• **Problem to work on**
List all lines of the data containing the word "åbne".

• **Dataset rows**
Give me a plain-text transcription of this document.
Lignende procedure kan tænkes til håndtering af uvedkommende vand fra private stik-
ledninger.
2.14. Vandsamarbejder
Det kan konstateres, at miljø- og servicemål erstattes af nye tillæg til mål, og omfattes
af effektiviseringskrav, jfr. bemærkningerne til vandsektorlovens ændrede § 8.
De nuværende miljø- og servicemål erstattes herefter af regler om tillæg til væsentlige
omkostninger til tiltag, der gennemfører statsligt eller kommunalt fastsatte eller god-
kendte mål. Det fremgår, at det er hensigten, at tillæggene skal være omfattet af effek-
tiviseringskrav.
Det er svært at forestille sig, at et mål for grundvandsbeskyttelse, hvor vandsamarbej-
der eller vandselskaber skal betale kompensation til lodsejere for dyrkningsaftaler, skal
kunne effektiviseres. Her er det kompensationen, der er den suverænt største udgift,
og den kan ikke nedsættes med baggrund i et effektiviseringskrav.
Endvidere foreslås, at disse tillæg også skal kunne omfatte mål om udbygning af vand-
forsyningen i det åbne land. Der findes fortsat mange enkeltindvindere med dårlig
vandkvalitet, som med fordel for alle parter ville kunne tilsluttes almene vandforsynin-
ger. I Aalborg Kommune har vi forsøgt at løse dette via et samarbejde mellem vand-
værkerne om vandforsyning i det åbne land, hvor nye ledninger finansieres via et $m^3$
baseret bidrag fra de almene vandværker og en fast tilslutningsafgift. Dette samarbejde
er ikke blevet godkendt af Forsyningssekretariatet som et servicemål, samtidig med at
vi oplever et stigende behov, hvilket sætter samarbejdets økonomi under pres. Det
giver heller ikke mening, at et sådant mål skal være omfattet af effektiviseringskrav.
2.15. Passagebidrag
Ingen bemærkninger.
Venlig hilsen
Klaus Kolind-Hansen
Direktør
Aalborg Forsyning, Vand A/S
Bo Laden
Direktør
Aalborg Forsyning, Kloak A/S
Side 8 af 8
---
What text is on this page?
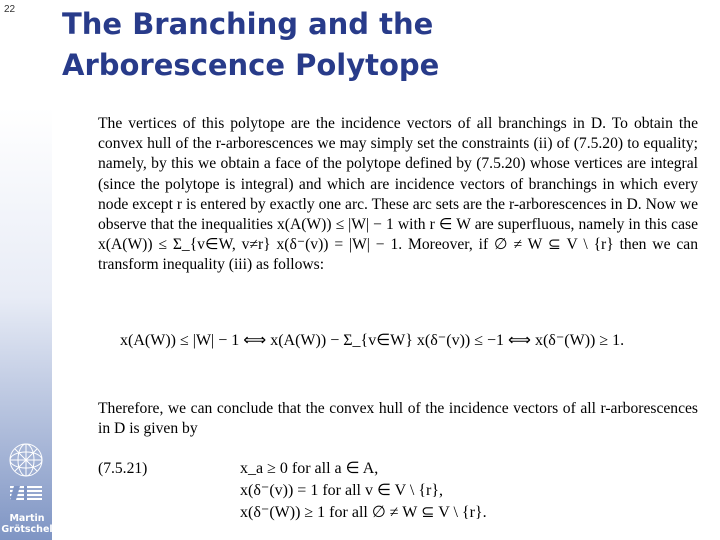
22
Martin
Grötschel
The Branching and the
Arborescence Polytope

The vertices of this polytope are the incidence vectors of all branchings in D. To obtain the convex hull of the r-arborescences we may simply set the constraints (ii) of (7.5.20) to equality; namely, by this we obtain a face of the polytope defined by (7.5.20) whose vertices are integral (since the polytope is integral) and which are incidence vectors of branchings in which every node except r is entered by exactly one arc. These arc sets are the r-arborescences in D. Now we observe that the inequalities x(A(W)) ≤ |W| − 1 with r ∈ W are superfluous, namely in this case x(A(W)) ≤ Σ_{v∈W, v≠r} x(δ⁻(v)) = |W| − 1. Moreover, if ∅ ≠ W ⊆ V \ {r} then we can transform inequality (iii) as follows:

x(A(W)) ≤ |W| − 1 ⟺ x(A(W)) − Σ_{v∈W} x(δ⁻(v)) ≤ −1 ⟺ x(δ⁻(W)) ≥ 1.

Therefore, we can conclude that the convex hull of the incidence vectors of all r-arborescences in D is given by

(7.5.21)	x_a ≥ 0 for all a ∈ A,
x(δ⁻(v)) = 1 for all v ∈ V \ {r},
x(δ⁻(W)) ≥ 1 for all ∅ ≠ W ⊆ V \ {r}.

• **Exercise solution**
forsyningen i det åbne land. Der findes fortsat mange enkeltindvindere med dårlig
værkerne om vandforsyning i det åbne land, hvor nye ledninger finansieres via et $m^3$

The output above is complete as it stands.